▸ **TASK TO COMPLETE**: Reproduce the entire listing word for word.

▸ **RECORD SET**:

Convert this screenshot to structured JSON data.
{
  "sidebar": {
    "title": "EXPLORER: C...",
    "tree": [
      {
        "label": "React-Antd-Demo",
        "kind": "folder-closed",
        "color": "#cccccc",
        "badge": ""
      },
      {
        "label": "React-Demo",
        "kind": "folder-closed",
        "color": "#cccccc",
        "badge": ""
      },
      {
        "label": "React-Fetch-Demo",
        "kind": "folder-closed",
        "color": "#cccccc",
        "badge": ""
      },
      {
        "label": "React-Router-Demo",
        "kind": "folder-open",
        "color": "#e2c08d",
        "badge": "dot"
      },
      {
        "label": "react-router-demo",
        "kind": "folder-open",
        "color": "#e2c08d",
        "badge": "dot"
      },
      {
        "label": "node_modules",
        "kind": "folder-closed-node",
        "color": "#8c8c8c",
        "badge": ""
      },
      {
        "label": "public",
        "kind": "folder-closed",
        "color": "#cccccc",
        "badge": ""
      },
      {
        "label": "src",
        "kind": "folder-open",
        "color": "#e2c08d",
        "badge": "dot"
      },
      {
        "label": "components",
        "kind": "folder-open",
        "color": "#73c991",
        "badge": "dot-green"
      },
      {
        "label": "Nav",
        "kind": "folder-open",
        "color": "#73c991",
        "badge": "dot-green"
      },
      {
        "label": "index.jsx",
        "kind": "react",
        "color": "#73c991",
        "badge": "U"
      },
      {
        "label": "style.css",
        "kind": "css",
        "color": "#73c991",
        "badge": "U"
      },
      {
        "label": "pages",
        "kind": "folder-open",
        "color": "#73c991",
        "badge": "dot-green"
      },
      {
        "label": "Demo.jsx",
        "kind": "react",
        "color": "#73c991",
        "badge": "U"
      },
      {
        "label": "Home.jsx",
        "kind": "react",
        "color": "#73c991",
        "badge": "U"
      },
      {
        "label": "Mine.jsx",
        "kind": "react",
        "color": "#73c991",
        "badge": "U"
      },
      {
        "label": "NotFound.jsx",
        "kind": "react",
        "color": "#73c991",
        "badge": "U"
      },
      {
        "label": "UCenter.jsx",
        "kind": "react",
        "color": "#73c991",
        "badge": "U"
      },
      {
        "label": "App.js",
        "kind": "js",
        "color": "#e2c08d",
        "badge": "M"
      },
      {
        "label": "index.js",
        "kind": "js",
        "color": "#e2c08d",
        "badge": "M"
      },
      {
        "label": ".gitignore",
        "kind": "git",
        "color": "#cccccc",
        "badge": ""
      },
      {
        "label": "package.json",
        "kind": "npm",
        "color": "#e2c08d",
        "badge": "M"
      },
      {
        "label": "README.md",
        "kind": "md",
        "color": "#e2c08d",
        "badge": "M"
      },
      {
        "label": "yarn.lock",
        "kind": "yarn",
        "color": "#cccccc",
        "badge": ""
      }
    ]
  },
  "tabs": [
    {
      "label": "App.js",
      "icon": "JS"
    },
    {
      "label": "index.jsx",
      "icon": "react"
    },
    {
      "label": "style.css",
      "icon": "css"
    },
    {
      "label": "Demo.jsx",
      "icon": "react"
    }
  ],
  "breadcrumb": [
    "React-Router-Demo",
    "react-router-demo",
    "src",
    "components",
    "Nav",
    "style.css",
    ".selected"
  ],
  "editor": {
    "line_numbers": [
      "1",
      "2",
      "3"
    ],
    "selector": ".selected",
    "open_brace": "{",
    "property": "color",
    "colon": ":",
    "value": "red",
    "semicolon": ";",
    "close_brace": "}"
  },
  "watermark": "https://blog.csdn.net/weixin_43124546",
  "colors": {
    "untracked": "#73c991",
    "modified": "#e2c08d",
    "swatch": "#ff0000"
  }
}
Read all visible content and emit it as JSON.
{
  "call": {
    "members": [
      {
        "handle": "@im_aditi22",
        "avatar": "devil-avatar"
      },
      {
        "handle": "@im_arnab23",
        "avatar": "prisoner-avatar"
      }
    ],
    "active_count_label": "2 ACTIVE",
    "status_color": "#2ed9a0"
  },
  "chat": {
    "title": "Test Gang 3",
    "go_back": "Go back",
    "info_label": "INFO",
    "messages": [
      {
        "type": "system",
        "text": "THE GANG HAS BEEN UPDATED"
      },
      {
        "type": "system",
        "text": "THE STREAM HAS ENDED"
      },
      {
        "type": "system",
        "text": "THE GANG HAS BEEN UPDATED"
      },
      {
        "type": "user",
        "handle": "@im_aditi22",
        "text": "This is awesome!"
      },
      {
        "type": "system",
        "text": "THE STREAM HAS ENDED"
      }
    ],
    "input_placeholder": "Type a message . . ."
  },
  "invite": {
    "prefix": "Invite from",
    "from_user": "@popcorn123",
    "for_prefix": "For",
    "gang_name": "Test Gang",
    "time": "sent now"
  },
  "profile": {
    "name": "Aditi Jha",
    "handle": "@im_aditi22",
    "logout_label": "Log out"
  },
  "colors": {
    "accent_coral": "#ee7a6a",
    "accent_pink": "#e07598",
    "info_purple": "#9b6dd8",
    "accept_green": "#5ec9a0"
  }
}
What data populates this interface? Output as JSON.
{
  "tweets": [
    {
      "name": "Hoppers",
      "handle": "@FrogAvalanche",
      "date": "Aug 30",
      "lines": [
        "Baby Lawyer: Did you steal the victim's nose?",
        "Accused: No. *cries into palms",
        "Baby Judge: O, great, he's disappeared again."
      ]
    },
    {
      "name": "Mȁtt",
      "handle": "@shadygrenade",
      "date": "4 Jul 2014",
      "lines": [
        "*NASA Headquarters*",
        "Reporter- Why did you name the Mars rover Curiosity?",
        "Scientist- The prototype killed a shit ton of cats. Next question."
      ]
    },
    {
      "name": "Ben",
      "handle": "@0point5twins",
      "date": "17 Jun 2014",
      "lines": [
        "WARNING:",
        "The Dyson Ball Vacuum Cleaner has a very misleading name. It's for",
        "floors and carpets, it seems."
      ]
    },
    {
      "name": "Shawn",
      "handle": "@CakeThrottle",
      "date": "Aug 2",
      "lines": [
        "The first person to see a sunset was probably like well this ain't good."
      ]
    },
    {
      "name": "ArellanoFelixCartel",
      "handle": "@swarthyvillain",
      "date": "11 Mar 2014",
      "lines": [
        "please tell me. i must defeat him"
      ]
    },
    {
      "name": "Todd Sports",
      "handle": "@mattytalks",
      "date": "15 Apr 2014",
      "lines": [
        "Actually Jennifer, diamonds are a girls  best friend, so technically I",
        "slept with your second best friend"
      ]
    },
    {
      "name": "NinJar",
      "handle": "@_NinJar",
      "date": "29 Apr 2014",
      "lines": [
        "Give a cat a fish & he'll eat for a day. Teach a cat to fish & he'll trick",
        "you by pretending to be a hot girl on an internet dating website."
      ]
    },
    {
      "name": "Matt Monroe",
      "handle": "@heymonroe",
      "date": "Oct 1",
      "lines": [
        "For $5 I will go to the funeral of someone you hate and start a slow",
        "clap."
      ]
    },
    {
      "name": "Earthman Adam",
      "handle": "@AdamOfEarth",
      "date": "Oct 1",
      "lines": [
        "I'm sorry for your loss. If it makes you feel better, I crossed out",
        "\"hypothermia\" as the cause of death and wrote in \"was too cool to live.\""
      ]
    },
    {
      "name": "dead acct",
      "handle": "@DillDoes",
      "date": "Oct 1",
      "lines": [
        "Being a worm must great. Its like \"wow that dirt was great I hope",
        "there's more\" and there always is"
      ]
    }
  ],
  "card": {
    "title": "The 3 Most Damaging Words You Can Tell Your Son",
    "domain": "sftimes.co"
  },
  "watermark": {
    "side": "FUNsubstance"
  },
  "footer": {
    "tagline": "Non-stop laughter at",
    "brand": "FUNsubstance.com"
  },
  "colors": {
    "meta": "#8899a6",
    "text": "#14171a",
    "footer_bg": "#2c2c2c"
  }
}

▸ **OUTPUT**:
Convert this screenshot to structured JSON data.
{
  "sidebar": {
    "title": "EXPLORER: C...",
    "tree": [
      {
        "label": "React-Antd-Demo",
        "kind": "folder-closed",
        "color": "#cccccc",
        "badge": ""
      },
      {
        "label": "React-Demo",
        "kind": "folder-closed",
        "color": "#cccccc",
        "badge": ""
      },
      {
        "label": "React-Fetch-Demo",
        "kind": "folder-closed",
        "color": "#cccccc",
        "badge": ""
      },
      {
        "label": "React-Router-Demo",
        "kind": "folder-open",
        "color": "#e2c08d",
        "badge": "dot"
      },
      {
        "label": "react-router-demo",
        "kind": "folder-open",
        "color": "#e2c08d",
        "badge": "dot"
      },
      {
        "label": "node_modules",
        "kind": "folder-closed-node",
        "color": "#8c8c8c",
        "badge": ""
      },
      {
        "label": "public",
        "kind": "folder-closed",
        "color": "#cccccc",
        "badge": ""
      },
      {
        "label": "src",
        "kind": "folder-open",
        "color": "#e2c08d",
        "badge": "dot"
      },
      {
        "label": "components",
        "kind": "folder-open",
        "color": "#73c991",
        "badge": "dot-green"
      },
      {
        "label": "Nav",
        "kind": "folder-open",
        "color": "#73c991",
        "badge": "dot-green"
      },
      {
        "label": "index.jsx",
        "kind": "react",
        "color": "#73c991",
        "badge": "U"
      },
      {
        "label": "style.css",
        "kind": "css",
        "color": "#73c991",
        "badge": "U"
      },
      {
        "label": "pages",
        "kind": "folder-open",
        "color": "#73c991",
        "badge": "dot-green"
      },
      {
        "label": "Demo.jsx",
        "kind": "react",
        "color": "#73c991",
        "badge": "U"
      },
      {
        "label": "Home.jsx",
        "kind": "react",
        "color": "#73c991",
        "badge": "U"
      },
      {
        "label": "Mine.jsx",
        "kind": "react",
        "color": "#73c991",
        "badge": "U"
      },
      {
        "label": "NotFound.jsx",
        "kind": "react",
        "color": "#73c991",
        "badge": "U"
      },
      {
        "label": "UCenter.jsx",
        "kind": "react",
        "color": "#73c991",
        "badge": "U"
      },
      {
        "label": "App.js",
        "kind": "js",
        "color": "#e2c08d",
        "badge": "M"
      },
      {
        "label": "index.js",
        "kind": "js",
        "color": "#e2c08d",
        "badge": "M"
      },
      {
        "label": ".gitignore",
        "kind": "git",
        "color": "#cccccc",
        "badge": ""
      },
      {
        "label": "package.json",
        "kind": "npm",
        "color": "#e2c08d",
        "badge": "M"
      },
      {
        "label": "README.md",
        "kind": "md",
        "color": "#e2c08d",
        "badge": "M"
      },
      {
        "label": "yarn.lock",
        "kind": "yarn",
        "color": "#cccccc",
        "badge": ""
      }
    ]
  },
  "tabs": [
    {
      "label": "App.js",
      "icon": "JS"
    },
    {
      "label": "index.jsx",
      "icon": "react"
    },
    {
      "label": "style.css",
      "icon": "css"
    },
    {
      "label": "Demo.jsx",
      "icon": "react"
    }
  ],
  "breadcrumb": [
    "React-Router-Demo",
    "react-router-demo",
    "src",
    "components",
    "Nav",
    "style.css",
    ".selected"
  ],
  "editor": {
    "line_numbers": [
      "1",
      "2",
      "3"
    ],
    "selector": ".selected",
    "open_brace": "{",
    "property": "color",
    "colon": ":",
    "value": "red",
    "semicolon": ";",
    "close_brace": "}"
  },
  "watermark": "https://blog.csdn.net/weixin_43124546",
  "colors": {
    "untracked": "#73c991",
    "modified": "#e2c08d",
    "swatch": "#ff0000"
  }
}
Read all visible content and emit it as JSON.
{
  "call": {
    "members": [
      {
        "handle": "@im_aditi22",
        "avatar": "devil-avatar"
      },
      {
        "handle": "@im_arnab23",
        "avatar": "prisoner-avatar"
      }
    ],
    "active_count_label": "2 ACTIVE",
    "status_color": "#2ed9a0"
  },
  "chat": {
    "title": "Test Gang 3",
    "go_back": "Go back",
    "info_label": "INFO",
    "messages": [
      {
        "type": "system",
        "text": "THE GANG HAS BEEN UPDATED"
      },
      {
        "type": "system",
        "text": "THE STREAM HAS ENDED"
      },
      {
        "type": "system",
        "text": "THE GANG HAS BEEN UPDATED"
      },
      {
        "type": "user",
        "handle": "@im_aditi22",
        "text": "This is awesome!"
      },
      {
        "type": "system",
        "text": "THE STREAM HAS ENDED"
      }
    ],
    "input_placeholder": "Type a message . . ."
  },
  "invite": {
    "prefix": "Invite from",
    "from_user": "@popcorn123",
    "for_prefix": "For",
    "gang_name": "Test Gang",
    "time": "sent now"
  },
  "profile": {
    "name": "Aditi Jha",
    "handle": "@im_aditi22",
    "logout_label": "Log out"
  },
  "colors": {
    "accent_coral": "#ee7a6a",
    "accent_pink": "#e07598",
    "info_purple": "#9b6dd8",
    "accept_green": "#5ec9a0"
  }
}
What data populates this interface? Output as JSON.
{
  "tweets": [
    {
      "name": "Hoppers",
      "handle": "@FrogAvalanche",
      "date": "Aug 30",
      "lines": [
        "Baby Lawyer: Did you steal the victim's nose?",
        "Accused: No. *cries into palms",
        "Baby Judge: O, great, he's disappeared again."
      ]
    },
    {
      "name": "Mȁtt",
      "handle": "@shadygrenade",
      "date": "4 Jul 2014",
      "lines": [
        "*NASA Headquarters*",
        "Reporter- Why did you name the Mars rover Curiosity?",
        "Scientist- The prototype killed a shit ton of cats. Next question."
      ]
    },
    {
      "name": "Ben",
      "handle": "@0point5twins",
      "date": "17 Jun 2014",
      "lines": [
        "WARNING:",
        "The Dyson Ball Vacuum Cleaner has a very misleading name. It's for",
        "floors and carpets, it seems."
      ]
    },
    {
      "name": "Shawn",
      "handle": "@CakeThrottle",
      "date": "Aug 2",
      "lines": [
        "The first person to see a sunset was probably like well this ain't good."
      ]
    },
    {
      "name": "ArellanoFelixCartel",
      "handle": "@swarthyvillain",
      "date": "11 Mar 2014",
      "lines": [
        "please tell me. i must defeat him"
      ]
    },
    {
      "name": "Todd Sports",
      "handle": "@mattytalks",
      "date": "15 Apr 2014",
      "lines": [
        "Actually Jennifer, diamonds are a girls  best friend, so technically I",
        "slept with your second best friend"
      ]
    },
    {
      "name": "NinJar",
      "handle": "@_NinJar",
      "date": "29 Apr 2014",
      "lines": [
        "Give a cat a fish & he'll eat for a day. Teach a cat to fish & he'll trick",
        "you by pretending to be a hot girl on an internet dating website."
      ]
    },
    {
      "name": "Matt Monroe",
      "handle": "@heymonroe",
      "date": "Oct 1",
      "lines": [
        "For $5 I will go to the funeral of someone you hate and start a slow",
        "clap."
      ]
    },
    {
      "name": "Earthman Adam",
      "handle": "@AdamOfEarth",
      "date": "Oct 1",
      "lines": [
        "I'm sorry for your loss. If it makes you feel better, I crossed out",
        "\"hypothermia\" as the cause of death and wrote in \"was too cool to live.\""
      ]
    },
    {
      "name": "dead acct",
      "handle": "@DillDoes",
      "date": "Oct 1",
      "lines": [
        "Being a worm must great. Its like \"wow that dirt was great I hope",
        "there's more\" and there always is"
      ]
    }
  ],
  "card": {
    "title": "The 3 Most Damaging Words You Can Tell Your Son",
    "domain": "sftimes.co"
  },
  "watermark": {
    "side": "FUNsubstance"
  },
  "footer": {
    "tagline": "Non-stop laughter at",
    "brand": "FUNsubstance.com"
  },
  "colors": {
    "meta": "#8899a6",
    "text": "#14171a",
    "footer_bg": "#2c2c2c"
  }
}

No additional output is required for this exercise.